Write out every entry precisely as given, leaving the pictures out.

§ **Extracted records**:
►

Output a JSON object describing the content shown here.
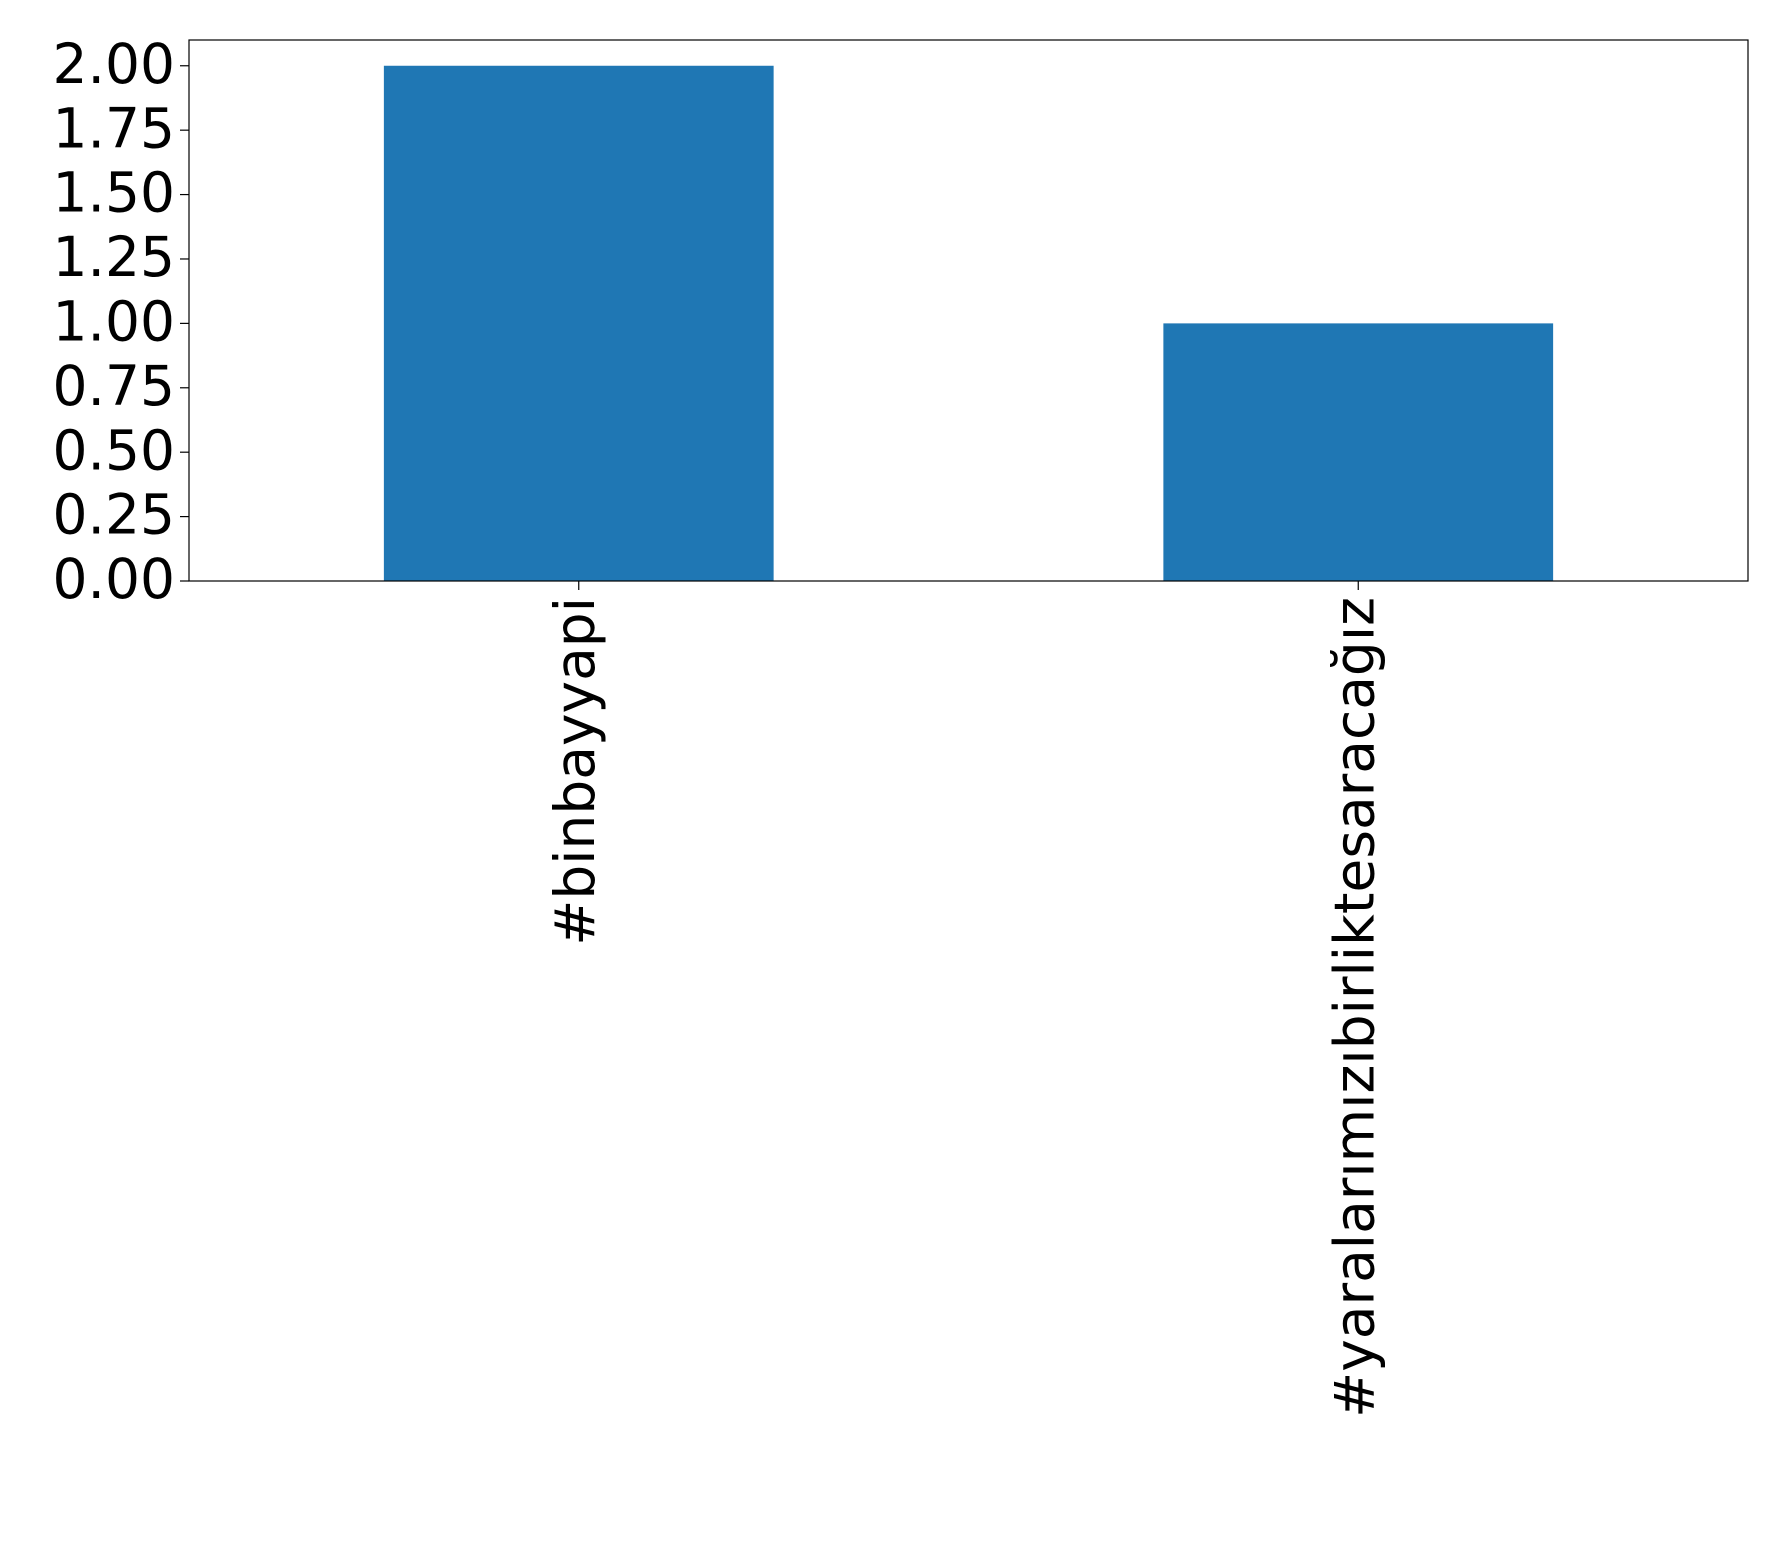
{
  "chart_data": {
    "type": "bar",
    "categories": [
      "#binbayyapi",
      "#yaralarımızıbirliktesaracağız"
    ],
    "values": [
      2,
      1
    ],
    "color": "#1f77b4",
    "ylim": [
      0,
      2.1
    ],
    "yticks": [
      {
        "value": 0,
        "label": "0.00"
      },
      {
        "value": 0.25,
        "label": "0.25"
      },
      {
        "value": 0.5,
        "label": "0.50"
      },
      {
        "value": 0.75,
        "label": "0.75"
      },
      {
        "value": 1,
        "label": "1.00"
      },
      {
        "value": 1.25,
        "label": "1.25"
      },
      {
        "value": 1.5,
        "label": "1.50"
      },
      {
        "value": 1.75,
        "label": "1.75"
      },
      {
        "value": 2,
        "label": "2.00"
      }
    ],
    "grid": false
  }
}
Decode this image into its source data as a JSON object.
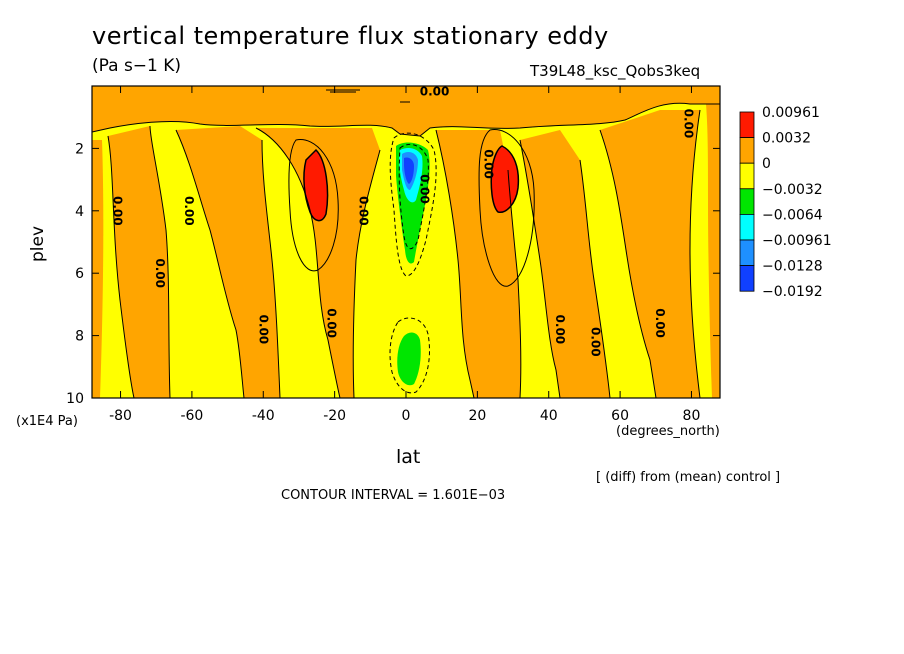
{
  "title": "vertical temperature flux stationary eddy",
  "units": "(Pa s−1 K)",
  "run_name": "T39L48_ksc_Qobs3keq",
  "footnote": "[ (diff) from (mean) control ]",
  "contour_interval": "CONTOUR INTERVAL = 1.601E−03",
  "colors": {
    "red": "#ff1a00",
    "orange": "#ffa500",
    "yellow": "#ffff00",
    "green": "#00e600",
    "cyan": "#00ffff",
    "lightblue": "#1e90ff",
    "blue": "#1040ff"
  },
  "chart_data": {
    "type": "heatmap",
    "title": "vertical temperature flux stationary eddy",
    "xlabel": "lat",
    "x_units": "(degrees_north)",
    "ylabel": "plev",
    "y_units": "(x1E4 Pa)",
    "xlim": [
      -88,
      88
    ],
    "ylim": [
      0,
      10
    ],
    "x_ticks": [
      -80,
      -60,
      -40,
      -20,
      0,
      20,
      40,
      60,
      80
    ],
    "y_ticks": [
      2,
      4,
      6,
      8,
      10
    ],
    "y_inverted": true,
    "colorbar": {
      "levels": [
        "0.00961",
        "0.0032",
        "0",
        "−0.0032",
        "−0.0064",
        "−0.00961",
        "−0.0128",
        "−0.0192"
      ],
      "fill_colors": [
        "red",
        "orange",
        "yellow",
        "green",
        "cyan",
        "lightblue",
        "blue"
      ]
    },
    "contour_labels": [
      {
        "text": "0.00",
        "lat": 8,
        "plev": 0.3
      },
      {
        "text": "0.00",
        "lat": 78,
        "plev": 1.2
      },
      {
        "text": "0.00",
        "lat": 22,
        "plev": 2.5
      },
      {
        "text": "0.00",
        "lat": 4,
        "plev": 3.3
      },
      {
        "text": "0.00",
        "lat": -13,
        "plev": 4.0
      },
      {
        "text": "0.00",
        "lat": -82,
        "plev": 4.0
      },
      {
        "text": "0.00",
        "lat": -62,
        "plev": 4.0
      },
      {
        "text": "0.00",
        "lat": -70,
        "plev": 6.0
      },
      {
        "text": "0.00",
        "lat": -41,
        "plev": 7.8
      },
      {
        "text": "0.00",
        "lat": -22,
        "plev": 7.6
      },
      {
        "text": "0.00",
        "lat": 42,
        "plev": 7.8
      },
      {
        "text": "0.00",
        "lat": 52,
        "plev": 8.2
      },
      {
        "text": "0.00",
        "lat": 70,
        "plev": 7.6
      }
    ]
  }
}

◄

§ **Answer for this exercise**:
Output a JSON object describing the content shown here.
{
  "chart_data": {
    "type": "bar",
    "categories": [
      "#binbayyapi",
      "#yaralarımızıbirliktesaracağız"
    ],
    "values": [
      2,
      1
    ],
    "color": "#1f77b4",
    "ylim": [
      0,
      2.1
    ],
    "yticks": [
      {
        "value": 0,
        "label": "0.00"
      },
      {
        "value": 0.25,
        "label": "0.25"
      },
      {
        "value": 0.5,
        "label": "0.50"
      },
      {
        "value": 0.75,
        "label": "0.75"
      },
      {
        "value": 1,
        "label": "1.00"
      },
      {
        "value": 1.25,
        "label": "1.25"
      },
      {
        "value": 1.5,
        "label": "1.50"
      },
      {
        "value": 1.75,
        "label": "1.75"
      },
      {
        "value": 2,
        "label": "2.00"
      }
    ],
    "grid": false
  }
}
Decode this image into its source data as a JSON object.
{
  "title": "vertical temperature flux stationary eddy",
  "units": "(Pa s−1 K)",
  "run_name": "T39L48_ksc_Qobs3keq",
  "footnote": "[ (diff) from (mean) control ]",
  "contour_interval": "CONTOUR INTERVAL = 1.601E−03",
  "colors": {
    "red": "#ff1a00",
    "orange": "#ffa500",
    "yellow": "#ffff00",
    "green": "#00e600",
    "cyan": "#00ffff",
    "lightblue": "#1e90ff",
    "blue": "#1040ff"
  },
  "chart_data": {
    "type": "heatmap",
    "title": "vertical temperature flux stationary eddy",
    "xlabel": "lat",
    "x_units": "(degrees_north)",
    "ylabel": "plev",
    "y_units": "(x1E4 Pa)",
    "xlim": [
      -88,
      88
    ],
    "ylim": [
      0,
      10
    ],
    "x_ticks": [
      -80,
      -60,
      -40,
      -20,
      0,
      20,
      40,
      60,
      80
    ],
    "y_ticks": [
      2,
      4,
      6,
      8,
      10
    ],
    "y_inverted": true,
    "colorbar": {
      "levels": [
        "0.00961",
        "0.0032",
        "0",
        "−0.0032",
        "−0.0064",
        "−0.00961",
        "−0.0128",
        "−0.0192"
      ],
      "fill_colors": [
        "red",
        "orange",
        "yellow",
        "green",
        "cyan",
        "lightblue",
        "blue"
      ]
    },
    "contour_labels": [
      {
        "text": "0.00",
        "lat": 8,
        "plev": 0.3
      },
      {
        "text": "0.00",
        "lat": 78,
        "plev": 1.2
      },
      {
        "text": "0.00",
        "lat": 22,
        "plev": 2.5
      },
      {
        "text": "0.00",
        "lat": 4,
        "plev": 3.3
      },
      {
        "text": "0.00",
        "lat": -13,
        "plev": 4.0
      },
      {
        "text": "0.00",
        "lat": -82,
        "plev": 4.0
      },
      {
        "text": "0.00",
        "lat": -62,
        "plev": 4.0
      },
      {
        "text": "0.00",
        "lat": -70,
        "plev": 6.0
      },
      {
        "text": "0.00",
        "lat": -41,
        "plev": 7.8
      },
      {
        "text": "0.00",
        "lat": -22,
        "plev": 7.6
      },
      {
        "text": "0.00",
        "lat": 42,
        "plev": 7.8
      },
      {
        "text": "0.00",
        "lat": 52,
        "plev": 8.2
      },
      {
        "text": "0.00",
        "lat": 70,
        "plev": 7.6
      }
    ]
  }
}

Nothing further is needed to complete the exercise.